### [WORK INSTRUCTIONS]
Reproduce the data below, changing each occurrence of "colorbar-swatch" to "legend-swatch" and leaving everything else unaltered. Omit the pictures from the output.

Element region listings
....

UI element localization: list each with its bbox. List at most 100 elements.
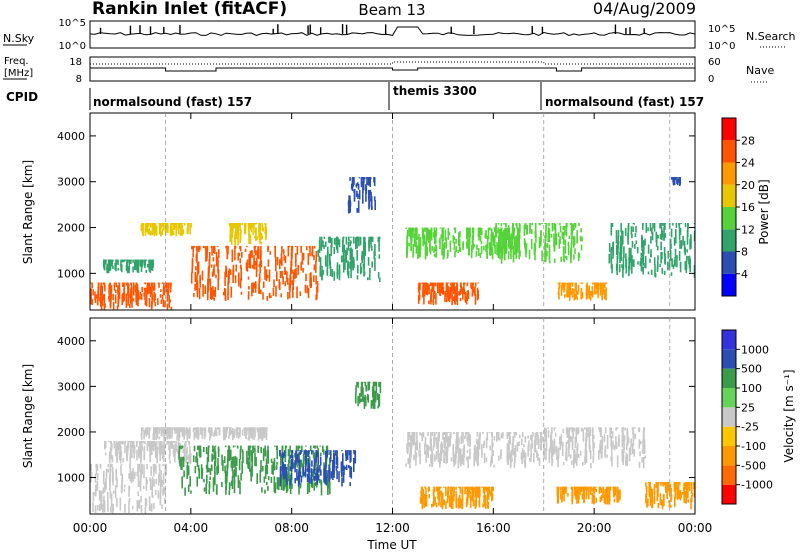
scatter-cell (186, 461, 189, 465)
scatter-cell (150, 302, 153, 310)
scatter-cell (231, 475, 234, 490)
scatter-cell (668, 499, 670, 503)
scatter-cell (332, 470, 334, 480)
scatter-cell (683, 240, 686, 253)
scatter-cell (450, 488, 453, 501)
scatter-cell (151, 294, 154, 301)
scatter-cell (617, 241, 619, 255)
scatter-cell (189, 446, 191, 454)
scatter-cell (653, 223, 656, 232)
scatter-cell (454, 300, 456, 304)
scatter-cell (455, 499, 458, 508)
scatter-cell (424, 285, 426, 293)
scatter-cell (435, 245, 438, 256)
scatter-cell (155, 432, 158, 440)
scatter-cell (285, 467, 288, 482)
scatter-cell (428, 228, 430, 243)
scatter-cell (377, 236, 380, 243)
scatter-cell (641, 243, 644, 248)
scatter-cell (148, 228, 151, 235)
scatter-cell (107, 492, 109, 502)
scatter-cell (457, 444, 459, 453)
scatter-cell (608, 489, 611, 502)
scatter-cell (237, 432, 240, 439)
colorbar-swatch (722, 446, 736, 466)
scatter-cell (503, 223, 505, 225)
scatter-cell (373, 196, 376, 201)
scatter-cell (139, 295, 141, 300)
freq-tick-top: 18 (69, 57, 82, 68)
scatter-cell (593, 434, 595, 440)
scatter-cell (557, 486, 560, 494)
scatter-cell (270, 458, 273, 464)
scatter-cell (250, 468, 252, 476)
scatter-cell (232, 269, 234, 283)
scatter-cell (187, 484, 190, 492)
scatter-cell (478, 230, 480, 241)
scatter-cell (316, 473, 319, 478)
scatter-cell (537, 453, 539, 461)
scatter-cell (610, 435, 612, 447)
scatter-cell (627, 235, 629, 240)
scatter-cell (201, 431, 204, 439)
scatter-cell (650, 236, 652, 244)
scatter-cell (267, 445, 269, 451)
scatter-cell (437, 282, 439, 294)
scatter-cell (456, 285, 458, 298)
scatter-cell (349, 248, 352, 261)
scatter-cell (644, 238, 646, 246)
scatter-cell (198, 427, 200, 436)
scatter-cell (230, 480, 233, 486)
scatter-cell (509, 236, 512, 243)
scatter-cell (111, 507, 114, 514)
scatter-cell (570, 242, 573, 251)
scatter-cell (440, 441, 443, 447)
scatter-cell (604, 489, 606, 505)
scatter-cell (314, 469, 316, 474)
scatter-cell (260, 260, 263, 268)
scatter-cell (573, 449, 575, 465)
scatter-cell (431, 450, 433, 464)
colorbar-swatch (722, 484, 736, 504)
scatter-cell (412, 244, 415, 255)
scatter-cell (443, 437, 445, 449)
scatter-cell (471, 242, 474, 247)
scatter-cell (446, 284, 449, 298)
scatter-cell (679, 262, 682, 269)
scatter-cell (307, 457, 310, 470)
scatter-cell (476, 452, 479, 465)
scatter-cell (630, 247, 632, 262)
scatter-cell (634, 233, 637, 238)
scatter-cell (127, 282, 129, 296)
scatter-cell (633, 223, 635, 225)
scatter-cell (359, 262, 362, 275)
scatter-cell (328, 452, 330, 455)
scatter-cell (165, 282, 167, 293)
scatter-cell (622, 257, 625, 270)
scatter-cell (597, 282, 599, 291)
scatter-cell (554, 432, 557, 437)
scatter-cell (630, 226, 633, 235)
scatter-cell (146, 479, 148, 485)
scatter-cell (249, 461, 251, 472)
scatter-cell (369, 381, 371, 383)
scatter-cell (439, 282, 442, 286)
scatter-cell (366, 177, 368, 185)
scatter-cell (209, 476, 211, 480)
scatter-cell (364, 381, 367, 387)
scatter-cell (117, 296, 119, 308)
scatter-cell (214, 461, 216, 474)
scatter-cell (217, 464, 220, 474)
scatter-cell (344, 249, 346, 261)
scatter-cell (592, 455, 595, 463)
scatter-cell (600, 427, 602, 436)
scatter-cell (176, 448, 179, 454)
scatter-cell (313, 255, 315, 261)
scatter-cell (416, 432, 418, 443)
scatter-cell (574, 283, 577, 292)
scatter-cell (236, 428, 238, 438)
scatter-cell (109, 463, 112, 470)
scatter-cell (150, 282, 153, 286)
scatter-cell (495, 223, 498, 238)
scatter-cell (161, 223, 164, 225)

....

### [REPLY]
UI element localization: list each with its bbox. List at most 100 elements.
scatter-cell (186, 461, 189, 465)
scatter-cell (150, 302, 153, 310)
scatter-cell (231, 475, 234, 490)
scatter-cell (668, 499, 670, 503)
scatter-cell (332, 470, 334, 480)
scatter-cell (683, 240, 686, 253)
scatter-cell (450, 488, 453, 501)
scatter-cell (151, 294, 154, 301)
scatter-cell (617, 241, 619, 255)
scatter-cell (189, 446, 191, 454)
scatter-cell (653, 223, 656, 232)
scatter-cell (454, 300, 456, 304)
scatter-cell (455, 499, 458, 508)
scatter-cell (424, 285, 426, 293)
scatter-cell (435, 245, 438, 256)
scatter-cell (155, 432, 158, 440)
scatter-cell (285, 467, 288, 482)
scatter-cell (428, 228, 430, 243)
scatter-cell (377, 236, 380, 243)
scatter-cell (641, 243, 644, 248)
scatter-cell (148, 228, 151, 235)
scatter-cell (107, 492, 109, 502)
scatter-cell (457, 444, 459, 453)
scatter-cell (608, 489, 611, 502)
scatter-cell (237, 432, 240, 439)
legend-swatch (722, 446, 736, 466)
scatter-cell (503, 223, 505, 225)
scatter-cell (373, 196, 376, 201)
scatter-cell (139, 295, 141, 300)
freq-tick-top: 18 (69, 57, 82, 68)
scatter-cell (593, 434, 595, 440)
scatter-cell (557, 486, 560, 494)
scatter-cell (270, 458, 273, 464)
scatter-cell (250, 468, 252, 476)
scatter-cell (232, 269, 234, 283)
scatter-cell (187, 484, 190, 492)
scatter-cell (478, 230, 480, 241)
scatter-cell (316, 473, 319, 478)
scatter-cell (537, 453, 539, 461)
scatter-cell (610, 435, 612, 447)
scatter-cell (627, 235, 629, 240)
scatter-cell (201, 431, 204, 439)
scatter-cell (650, 236, 652, 244)
scatter-cell (267, 445, 269, 451)
scatter-cell (437, 282, 439, 294)
scatter-cell (456, 285, 458, 298)
scatter-cell (349, 248, 352, 261)
scatter-cell (644, 238, 646, 246)
scatter-cell (198, 427, 200, 436)
scatter-cell (230, 480, 233, 486)
scatter-cell (509, 236, 512, 243)
scatter-cell (111, 507, 114, 514)
scatter-cell (570, 242, 573, 251)
scatter-cell (440, 441, 443, 447)
scatter-cell (604, 489, 606, 505)
scatter-cell (314, 469, 316, 474)
scatter-cell (260, 260, 263, 268)
scatter-cell (573, 449, 575, 465)
scatter-cell (431, 450, 433, 464)
legend-swatch (722, 484, 736, 504)
scatter-cell (412, 244, 415, 255)
scatter-cell (443, 437, 445, 449)
scatter-cell (471, 242, 474, 247)
scatter-cell (446, 284, 449, 298)
scatter-cell (679, 262, 682, 269)
scatter-cell (307, 457, 310, 470)
scatter-cell (476, 452, 479, 465)
scatter-cell (630, 247, 632, 262)
scatter-cell (634, 233, 637, 238)
scatter-cell (127, 282, 129, 296)
scatter-cell (633, 223, 635, 225)
scatter-cell (359, 262, 362, 275)
scatter-cell (328, 452, 330, 455)
scatter-cell (165, 282, 167, 293)
scatter-cell (622, 257, 625, 270)
scatter-cell (597, 282, 599, 291)
scatter-cell (554, 432, 557, 437)
scatter-cell (630, 226, 633, 235)
scatter-cell (146, 479, 148, 485)
scatter-cell (249, 461, 251, 472)
scatter-cell (369, 381, 371, 383)
scatter-cell (439, 282, 442, 286)
scatter-cell (366, 177, 368, 185)
scatter-cell (209, 476, 211, 480)
scatter-cell (364, 381, 367, 387)
scatter-cell (117, 296, 119, 308)
scatter-cell (214, 461, 216, 474)
scatter-cell (217, 464, 220, 474)
scatter-cell (344, 249, 346, 261)
scatter-cell (592, 455, 595, 463)
scatter-cell (600, 427, 602, 436)
scatter-cell (176, 448, 179, 454)
scatter-cell (313, 255, 315, 261)
scatter-cell (416, 432, 418, 443)
scatter-cell (574, 283, 577, 292)
scatter-cell (236, 428, 238, 438)
scatter-cell (109, 463, 112, 470)
scatter-cell (150, 282, 153, 286)
scatter-cell (495, 223, 498, 238)
scatter-cell (161, 223, 164, 225)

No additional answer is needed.